___ TEXTE
Paris-Roubaix 2014 : Niki Terpstra vole la vedette

Paris-Roubaix 2014 : Niki Terpstra vole la vedette

DirectLCI
CYLCISME - Dans une course sans grand rebondissement, c'est Niki Terpstra qui a su tire son épingle du jeu. Fabian Cancelllara se classe troisième et Tom Boonen 10e.

Pour lui, l'enfer c'est le paradis. Sous le soleil du Nord, Niki Terpstra (29 ans) a chipé hier la victoire du Paris-Roubaix aux chasseurs de record annoncés qu'étaient Fabian Cancellara ou Tom Boonen. Une 112e édition privée de pluie, de grosse bagarre mais pas de héros, puisque le coureur Néerlandais d'Omega Pharma-Quick Step a su tirer son épingle du jeu d'une course un peu "asséchée" par la chaleur.
______
▶ ÉNONCÉ: Recopiez mot pour mot le passage de l'article sur Paris-Roubaix 2014 qui commence par les mots "Pour lui, l'enfer" et se termine par "par la chaleur.". Vous n'avez pas besoin des enregistrements pour faire ce travail.
___ DONNÉES FOURNIES
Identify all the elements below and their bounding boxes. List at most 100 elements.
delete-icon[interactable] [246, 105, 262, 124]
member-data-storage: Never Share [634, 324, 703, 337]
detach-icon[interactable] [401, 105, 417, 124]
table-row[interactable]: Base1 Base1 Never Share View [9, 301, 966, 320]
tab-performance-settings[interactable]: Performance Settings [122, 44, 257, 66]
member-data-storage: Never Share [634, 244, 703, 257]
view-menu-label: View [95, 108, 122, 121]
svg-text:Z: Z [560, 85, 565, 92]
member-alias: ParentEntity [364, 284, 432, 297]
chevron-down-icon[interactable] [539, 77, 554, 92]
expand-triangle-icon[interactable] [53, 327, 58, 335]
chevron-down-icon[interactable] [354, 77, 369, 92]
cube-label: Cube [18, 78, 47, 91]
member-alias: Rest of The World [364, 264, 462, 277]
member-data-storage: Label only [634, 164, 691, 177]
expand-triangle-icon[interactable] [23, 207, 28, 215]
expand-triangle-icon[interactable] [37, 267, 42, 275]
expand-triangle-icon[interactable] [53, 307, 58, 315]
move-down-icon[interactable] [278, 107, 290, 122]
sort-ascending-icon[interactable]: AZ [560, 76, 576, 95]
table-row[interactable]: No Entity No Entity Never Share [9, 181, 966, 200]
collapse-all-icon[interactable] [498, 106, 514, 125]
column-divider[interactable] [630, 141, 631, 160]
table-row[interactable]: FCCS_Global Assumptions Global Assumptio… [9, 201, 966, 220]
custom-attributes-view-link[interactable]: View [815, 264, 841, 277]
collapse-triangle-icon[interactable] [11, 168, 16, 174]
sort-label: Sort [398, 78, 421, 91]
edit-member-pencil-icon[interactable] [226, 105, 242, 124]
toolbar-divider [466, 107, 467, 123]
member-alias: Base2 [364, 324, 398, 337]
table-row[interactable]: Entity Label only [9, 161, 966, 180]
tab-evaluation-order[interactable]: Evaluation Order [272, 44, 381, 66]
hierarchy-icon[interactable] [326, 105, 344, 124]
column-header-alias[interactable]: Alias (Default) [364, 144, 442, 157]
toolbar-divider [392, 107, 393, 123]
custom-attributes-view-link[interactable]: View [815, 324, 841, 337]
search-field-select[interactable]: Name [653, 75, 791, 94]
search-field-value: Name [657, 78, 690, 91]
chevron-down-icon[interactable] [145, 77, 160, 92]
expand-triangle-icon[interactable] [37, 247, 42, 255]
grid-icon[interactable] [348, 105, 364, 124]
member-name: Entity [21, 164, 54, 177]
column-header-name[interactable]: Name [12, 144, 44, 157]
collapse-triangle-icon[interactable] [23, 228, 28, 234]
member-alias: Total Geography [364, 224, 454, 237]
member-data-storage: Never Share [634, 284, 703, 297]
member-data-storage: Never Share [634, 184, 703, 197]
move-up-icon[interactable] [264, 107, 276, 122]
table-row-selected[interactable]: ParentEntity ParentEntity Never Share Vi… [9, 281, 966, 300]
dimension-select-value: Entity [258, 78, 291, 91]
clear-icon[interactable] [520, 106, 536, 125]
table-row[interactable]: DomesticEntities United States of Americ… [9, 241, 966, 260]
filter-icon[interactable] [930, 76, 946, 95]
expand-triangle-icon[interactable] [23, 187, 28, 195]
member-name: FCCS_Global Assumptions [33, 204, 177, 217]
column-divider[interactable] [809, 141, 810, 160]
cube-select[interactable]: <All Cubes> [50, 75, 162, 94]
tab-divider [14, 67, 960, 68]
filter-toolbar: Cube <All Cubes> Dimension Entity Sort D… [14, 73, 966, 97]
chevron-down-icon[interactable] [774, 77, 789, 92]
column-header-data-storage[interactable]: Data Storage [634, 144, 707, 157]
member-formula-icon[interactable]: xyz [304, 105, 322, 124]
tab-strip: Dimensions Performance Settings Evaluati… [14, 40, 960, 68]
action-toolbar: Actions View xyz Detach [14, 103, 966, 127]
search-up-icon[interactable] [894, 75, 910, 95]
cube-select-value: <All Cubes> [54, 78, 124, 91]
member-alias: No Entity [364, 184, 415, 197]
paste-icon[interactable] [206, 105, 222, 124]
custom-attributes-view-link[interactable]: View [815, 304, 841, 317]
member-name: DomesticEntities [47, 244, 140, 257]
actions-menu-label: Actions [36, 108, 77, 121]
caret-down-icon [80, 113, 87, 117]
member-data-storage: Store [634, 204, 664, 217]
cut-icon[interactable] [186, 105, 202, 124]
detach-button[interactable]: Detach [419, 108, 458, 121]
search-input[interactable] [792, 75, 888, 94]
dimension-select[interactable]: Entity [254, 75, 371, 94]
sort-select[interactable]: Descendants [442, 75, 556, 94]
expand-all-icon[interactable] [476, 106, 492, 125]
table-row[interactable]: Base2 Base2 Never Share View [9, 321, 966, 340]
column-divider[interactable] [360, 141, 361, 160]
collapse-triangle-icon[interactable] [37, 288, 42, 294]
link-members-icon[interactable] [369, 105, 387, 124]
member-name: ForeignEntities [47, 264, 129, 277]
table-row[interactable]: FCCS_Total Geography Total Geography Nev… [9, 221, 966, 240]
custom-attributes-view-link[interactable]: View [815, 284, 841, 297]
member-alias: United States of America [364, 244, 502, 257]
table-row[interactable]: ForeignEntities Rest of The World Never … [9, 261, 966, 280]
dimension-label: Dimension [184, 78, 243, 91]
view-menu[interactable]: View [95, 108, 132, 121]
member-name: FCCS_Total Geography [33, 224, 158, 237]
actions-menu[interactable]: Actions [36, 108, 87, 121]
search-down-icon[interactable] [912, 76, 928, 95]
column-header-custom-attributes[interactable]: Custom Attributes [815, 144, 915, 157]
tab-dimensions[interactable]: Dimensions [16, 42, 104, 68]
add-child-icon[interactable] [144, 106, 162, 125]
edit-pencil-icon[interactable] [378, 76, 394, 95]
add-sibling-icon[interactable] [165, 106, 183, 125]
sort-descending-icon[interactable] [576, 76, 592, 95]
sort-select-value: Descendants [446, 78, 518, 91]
______
▶ VOTRE RÉPONSE:
Pour lui, l'enfer c'est le paradis. Sous le soleil du Nord, Niki Terpstra (29 ans) a chipé hier la victoire du Paris-Roubaix aux chasseurs de record annoncés qu'étaient Fabian Cancellara ou Tom Boonen. Une 112e édition privée de pluie, de grosse bagarre mais pas de héros, puisque le coureur Néerlandais d'Omega Pharma-Quick Step a su tirer son épingle du jeu d'une course un peu "asséchée" par la chaleur.